→ Rows:

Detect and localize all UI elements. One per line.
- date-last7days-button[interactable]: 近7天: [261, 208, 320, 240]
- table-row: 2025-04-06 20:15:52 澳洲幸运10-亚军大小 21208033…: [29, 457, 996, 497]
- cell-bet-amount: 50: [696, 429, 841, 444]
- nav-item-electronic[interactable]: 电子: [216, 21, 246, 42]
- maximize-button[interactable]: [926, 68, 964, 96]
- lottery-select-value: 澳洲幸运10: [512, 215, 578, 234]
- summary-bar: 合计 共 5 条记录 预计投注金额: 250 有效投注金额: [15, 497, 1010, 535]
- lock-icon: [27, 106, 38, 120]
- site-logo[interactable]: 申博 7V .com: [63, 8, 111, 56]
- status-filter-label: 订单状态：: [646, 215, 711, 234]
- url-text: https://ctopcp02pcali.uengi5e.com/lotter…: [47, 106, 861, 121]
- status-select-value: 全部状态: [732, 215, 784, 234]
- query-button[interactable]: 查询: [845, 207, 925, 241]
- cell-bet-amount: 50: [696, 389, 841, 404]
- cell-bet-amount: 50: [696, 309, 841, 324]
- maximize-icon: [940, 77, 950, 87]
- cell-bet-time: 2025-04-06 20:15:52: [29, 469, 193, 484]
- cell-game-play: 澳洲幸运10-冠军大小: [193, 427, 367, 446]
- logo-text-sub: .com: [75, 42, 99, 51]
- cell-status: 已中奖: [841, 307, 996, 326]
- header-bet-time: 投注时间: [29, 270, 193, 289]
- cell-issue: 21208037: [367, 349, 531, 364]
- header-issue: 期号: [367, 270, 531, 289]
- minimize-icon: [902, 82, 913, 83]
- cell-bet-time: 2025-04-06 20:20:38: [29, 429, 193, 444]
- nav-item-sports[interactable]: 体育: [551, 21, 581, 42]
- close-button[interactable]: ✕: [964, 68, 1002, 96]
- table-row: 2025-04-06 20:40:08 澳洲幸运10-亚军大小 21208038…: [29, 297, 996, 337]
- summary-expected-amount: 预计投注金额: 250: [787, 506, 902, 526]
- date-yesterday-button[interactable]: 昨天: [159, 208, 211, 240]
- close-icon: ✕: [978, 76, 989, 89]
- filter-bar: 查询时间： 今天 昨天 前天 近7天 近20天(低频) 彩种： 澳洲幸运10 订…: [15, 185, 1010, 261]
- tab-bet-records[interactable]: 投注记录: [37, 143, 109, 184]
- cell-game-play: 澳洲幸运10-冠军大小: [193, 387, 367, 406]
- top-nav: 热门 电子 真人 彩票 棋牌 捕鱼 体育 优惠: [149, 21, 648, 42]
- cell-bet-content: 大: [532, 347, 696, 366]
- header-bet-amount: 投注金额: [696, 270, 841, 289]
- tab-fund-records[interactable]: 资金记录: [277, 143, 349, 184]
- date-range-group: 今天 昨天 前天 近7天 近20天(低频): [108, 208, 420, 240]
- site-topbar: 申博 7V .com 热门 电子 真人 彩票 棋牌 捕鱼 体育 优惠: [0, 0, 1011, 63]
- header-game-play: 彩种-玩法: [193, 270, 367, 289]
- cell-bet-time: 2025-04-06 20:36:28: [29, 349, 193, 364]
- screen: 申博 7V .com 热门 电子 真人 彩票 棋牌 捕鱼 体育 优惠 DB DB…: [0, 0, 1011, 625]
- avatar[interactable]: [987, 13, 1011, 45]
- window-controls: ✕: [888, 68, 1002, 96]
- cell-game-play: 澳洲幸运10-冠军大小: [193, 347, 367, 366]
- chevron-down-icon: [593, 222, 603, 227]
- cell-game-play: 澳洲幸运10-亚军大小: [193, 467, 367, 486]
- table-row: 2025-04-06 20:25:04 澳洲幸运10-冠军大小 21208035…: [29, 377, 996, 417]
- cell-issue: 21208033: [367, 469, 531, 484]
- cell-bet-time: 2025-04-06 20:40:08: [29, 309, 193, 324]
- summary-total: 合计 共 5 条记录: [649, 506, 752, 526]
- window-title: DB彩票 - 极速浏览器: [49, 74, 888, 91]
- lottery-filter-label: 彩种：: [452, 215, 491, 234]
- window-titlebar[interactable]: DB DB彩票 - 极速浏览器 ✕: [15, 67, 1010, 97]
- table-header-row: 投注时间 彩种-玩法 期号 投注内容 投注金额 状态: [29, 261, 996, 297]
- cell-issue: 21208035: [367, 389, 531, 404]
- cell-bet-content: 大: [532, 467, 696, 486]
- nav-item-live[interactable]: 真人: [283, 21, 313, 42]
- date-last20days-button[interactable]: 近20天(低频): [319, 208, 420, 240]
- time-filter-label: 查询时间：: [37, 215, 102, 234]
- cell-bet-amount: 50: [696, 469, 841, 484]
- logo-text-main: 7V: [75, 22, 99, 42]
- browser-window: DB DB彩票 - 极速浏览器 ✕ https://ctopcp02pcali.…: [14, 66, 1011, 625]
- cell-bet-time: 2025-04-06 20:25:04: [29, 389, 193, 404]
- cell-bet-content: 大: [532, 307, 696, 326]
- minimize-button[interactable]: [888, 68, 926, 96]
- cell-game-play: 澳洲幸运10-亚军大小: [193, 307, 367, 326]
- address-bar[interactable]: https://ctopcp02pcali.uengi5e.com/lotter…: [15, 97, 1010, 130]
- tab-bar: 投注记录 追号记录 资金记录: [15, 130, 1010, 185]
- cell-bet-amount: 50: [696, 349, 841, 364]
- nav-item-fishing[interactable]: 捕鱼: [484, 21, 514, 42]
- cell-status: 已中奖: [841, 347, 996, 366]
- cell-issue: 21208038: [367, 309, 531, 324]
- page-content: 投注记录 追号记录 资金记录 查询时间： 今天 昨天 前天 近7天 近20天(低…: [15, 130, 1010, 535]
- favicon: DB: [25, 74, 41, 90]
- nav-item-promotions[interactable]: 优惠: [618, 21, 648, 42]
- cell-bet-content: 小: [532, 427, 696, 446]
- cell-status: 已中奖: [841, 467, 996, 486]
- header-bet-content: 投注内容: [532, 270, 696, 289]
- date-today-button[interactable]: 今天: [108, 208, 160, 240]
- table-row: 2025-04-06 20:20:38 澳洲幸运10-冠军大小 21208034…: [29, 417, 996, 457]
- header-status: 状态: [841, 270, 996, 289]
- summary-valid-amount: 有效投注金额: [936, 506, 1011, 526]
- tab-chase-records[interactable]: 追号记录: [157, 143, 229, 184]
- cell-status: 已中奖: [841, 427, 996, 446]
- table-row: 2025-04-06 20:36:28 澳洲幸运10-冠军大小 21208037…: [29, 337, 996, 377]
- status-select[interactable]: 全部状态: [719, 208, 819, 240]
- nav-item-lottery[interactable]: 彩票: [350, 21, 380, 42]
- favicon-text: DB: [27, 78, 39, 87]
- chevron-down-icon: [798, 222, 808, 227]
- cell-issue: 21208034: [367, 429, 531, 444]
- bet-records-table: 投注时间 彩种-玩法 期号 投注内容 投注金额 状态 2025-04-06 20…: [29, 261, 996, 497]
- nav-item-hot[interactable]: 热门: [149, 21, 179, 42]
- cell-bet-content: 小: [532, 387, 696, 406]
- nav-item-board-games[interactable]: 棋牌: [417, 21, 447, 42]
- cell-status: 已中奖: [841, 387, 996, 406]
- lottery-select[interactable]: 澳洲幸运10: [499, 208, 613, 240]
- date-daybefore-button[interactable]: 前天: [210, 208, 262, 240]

→ Problem description: Please reproduce all of the data above line for line, with every character unchanged.

→ Written answer:
Detect and localize all UI elements. One per line.
- date-last7days-button[interactable]: 近7天: [261, 208, 320, 240]
- table-row: 2025-04-06 20:15:52 澳洲幸运10-亚军大小 21208033…: [29, 457, 996, 497]
- cell-bet-amount: 50: [696, 429, 841, 444]
- nav-item-electronic[interactable]: 电子: [216, 21, 246, 42]
- maximize-button[interactable]: [926, 68, 964, 96]
- lottery-select-value: 澳洲幸运10: [512, 215, 578, 234]
- summary-bar: 合计 共 5 条记录 预计投注金额: 250 有效投注金额: [15, 497, 1010, 535]
- lock-icon: [27, 106, 38, 120]
- site-logo[interactable]: 申博 7V .com: [63, 8, 111, 56]
- status-filter-label: 订单状态：: [646, 215, 711, 234]
- url-text: https://ctopcp02pcali.uengi5e.com/lotter…: [47, 106, 861, 121]
- status-select-value: 全部状态: [732, 215, 784, 234]
- query-button[interactable]: 查询: [845, 207, 925, 241]
- cell-bet-amount: 50: [696, 389, 841, 404]
- cell-bet-amount: 50: [696, 309, 841, 324]
- maximize-icon: [940, 77, 950, 87]
- cell-bet-time: 2025-04-06 20:15:52: [29, 469, 193, 484]
- cell-game-play: 澳洲幸运10-冠军大小: [193, 427, 367, 446]
- logo-text-sub: .com: [75, 42, 99, 51]
- cell-status: 已中奖: [841, 307, 996, 326]
- header-bet-time: 投注时间: [29, 270, 193, 289]
- cell-issue: 21208037: [367, 349, 531, 364]
- header-issue: 期号: [367, 270, 531, 289]
- minimize-icon: [902, 82, 913, 83]
- cell-bet-time: 2025-04-06 20:20:38: [29, 429, 193, 444]
- nav-item-sports[interactable]: 体育: [551, 21, 581, 42]
- close-button[interactable]: ✕: [964, 68, 1002, 96]
- table-row: 2025-04-06 20:40:08 澳洲幸运10-亚军大小 21208038…: [29, 297, 996, 337]
- summary-expected-amount: 预计投注金额: 250: [787, 506, 902, 526]
- date-yesterday-button[interactable]: 昨天: [159, 208, 211, 240]
- close-icon: ✕: [978, 76, 989, 89]
- filter-bar: 查询时间： 今天 昨天 前天 近7天 近20天(低频) 彩种： 澳洲幸运10 订…: [15, 185, 1010, 261]
- tab-bet-records[interactable]: 投注记录: [37, 143, 109, 184]
- cell-game-play: 澳洲幸运10-冠军大小: [193, 387, 367, 406]
- top-nav: 热门 电子 真人 彩票 棋牌 捕鱼 体育 优惠: [149, 21, 648, 42]
- cell-bet-content: 大: [532, 347, 696, 366]
- header-bet-amount: 投注金额: [696, 270, 841, 289]
- tab-fund-records[interactable]: 资金记录: [277, 143, 349, 184]
- date-range-group: 今天 昨天 前天 近7天 近20天(低频): [108, 208, 420, 240]
- site-topbar: 申博 7V .com 热门 电子 真人 彩票 棋牌 捕鱼 体育 优惠: [0, 0, 1011, 63]
- header-game-play: 彩种-玩法: [193, 270, 367, 289]
- cell-bet-time: 2025-04-06 20:36:28: [29, 349, 193, 364]
- screen: 申博 7V .com 热门 电子 真人 彩票 棋牌 捕鱼 体育 优惠 DB DB…: [0, 0, 1011, 625]
- avatar[interactable]: [987, 13, 1011, 45]
- window-controls: ✕: [888, 68, 1002, 96]
- cell-game-play: 澳洲幸运10-冠军大小: [193, 347, 367, 366]
- chevron-down-icon: [593, 222, 603, 227]
- cell-game-play: 澳洲幸运10-亚军大小: [193, 467, 367, 486]
- table-row: 2025-04-06 20:25:04 澳洲幸运10-冠军大小 21208035…: [29, 377, 996, 417]
- cell-issue: 21208033: [367, 469, 531, 484]
- cell-bet-time: 2025-04-06 20:40:08: [29, 309, 193, 324]
- summary-total: 合计 共 5 条记录: [649, 506, 752, 526]
- window-title: DB彩票 - 极速浏览器: [49, 74, 888, 91]
- lottery-filter-label: 彩种：: [452, 215, 491, 234]
- window-titlebar[interactable]: DB DB彩票 - 极速浏览器 ✕: [15, 67, 1010, 97]
- table-header-row: 投注时间 彩种-玩法 期号 投注内容 投注金额 状态: [29, 261, 996, 297]
- cell-issue: 21208035: [367, 389, 531, 404]
- cell-bet-content: 大: [532, 467, 696, 486]
- nav-item-live[interactable]: 真人: [283, 21, 313, 42]
- date-last20days-button[interactable]: 近20天(低频): [319, 208, 420, 240]
- time-filter-label: 查询时间：: [37, 215, 102, 234]
- cell-bet-amount: 50: [696, 469, 841, 484]
- logo-text-main: 7V: [75, 22, 99, 42]
- browser-window: DB DB彩票 - 极速浏览器 ✕ https://ctopcp02pcali.…: [14, 66, 1011, 625]
- cell-bet-time: 2025-04-06 20:25:04: [29, 389, 193, 404]
- cell-bet-content: 大: [532, 307, 696, 326]
- minimize-button[interactable]: [888, 68, 926, 96]
- cell-game-play: 澳洲幸运10-亚军大小: [193, 307, 367, 326]
- address-bar[interactable]: https://ctopcp02pcali.uengi5e.com/lotter…: [15, 97, 1010, 130]
- tab-bar: 投注记录 追号记录 资金记录: [15, 130, 1010, 185]
- cell-bet-amount: 50: [696, 349, 841, 364]
- nav-item-fishing[interactable]: 捕鱼: [484, 21, 514, 42]
- cell-status: 已中奖: [841, 347, 996, 366]
- cell-issue: 21208038: [367, 309, 531, 324]
- page-content: 投注记录 追号记录 资金记录 查询时间： 今天 昨天 前天 近7天 近20天(低…: [15, 130, 1010, 535]
- favicon: DB: [25, 74, 41, 90]
- nav-item-promotions[interactable]: 优惠: [618, 21, 648, 42]
- cell-bet-content: 小: [532, 427, 696, 446]
- cell-status: 已中奖: [841, 467, 996, 486]
- header-bet-content: 投注内容: [532, 270, 696, 289]
- date-today-button[interactable]: 今天: [108, 208, 160, 240]
- table-row: 2025-04-06 20:20:38 澳洲幸运10-冠军大小 21208034…: [29, 417, 996, 457]
- header-status: 状态: [841, 270, 996, 289]
- summary-valid-amount: 有效投注金额: [936, 506, 1011, 526]
- tab-chase-records[interactable]: 追号记录: [157, 143, 229, 184]
- cell-status: 已中奖: [841, 427, 996, 446]
- table-row: 2025-04-06 20:36:28 澳洲幸运10-冠军大小 21208037…: [29, 337, 996, 377]
- status-select[interactable]: 全部状态: [719, 208, 819, 240]
- nav-item-lottery[interactable]: 彩票: [350, 21, 380, 42]
- favicon-text: DB: [27, 78, 39, 87]
- chevron-down-icon: [798, 222, 808, 227]
- cell-issue: 21208034: [367, 429, 531, 444]
- bet-records-table: 投注时间 彩种-玩法 期号 投注内容 投注金额 状态 2025-04-06 20…: [29, 261, 996, 497]
- nav-item-hot[interactable]: 热门: [149, 21, 179, 42]
- cell-bet-content: 小: [532, 387, 696, 406]
- nav-item-board-games[interactable]: 棋牌: [417, 21, 447, 42]
- cell-status: 已中奖: [841, 387, 996, 406]
- lottery-select[interactable]: 澳洲幸运10: [499, 208, 613, 240]
- date-daybefore-button[interactable]: 前天: [210, 208, 262, 240]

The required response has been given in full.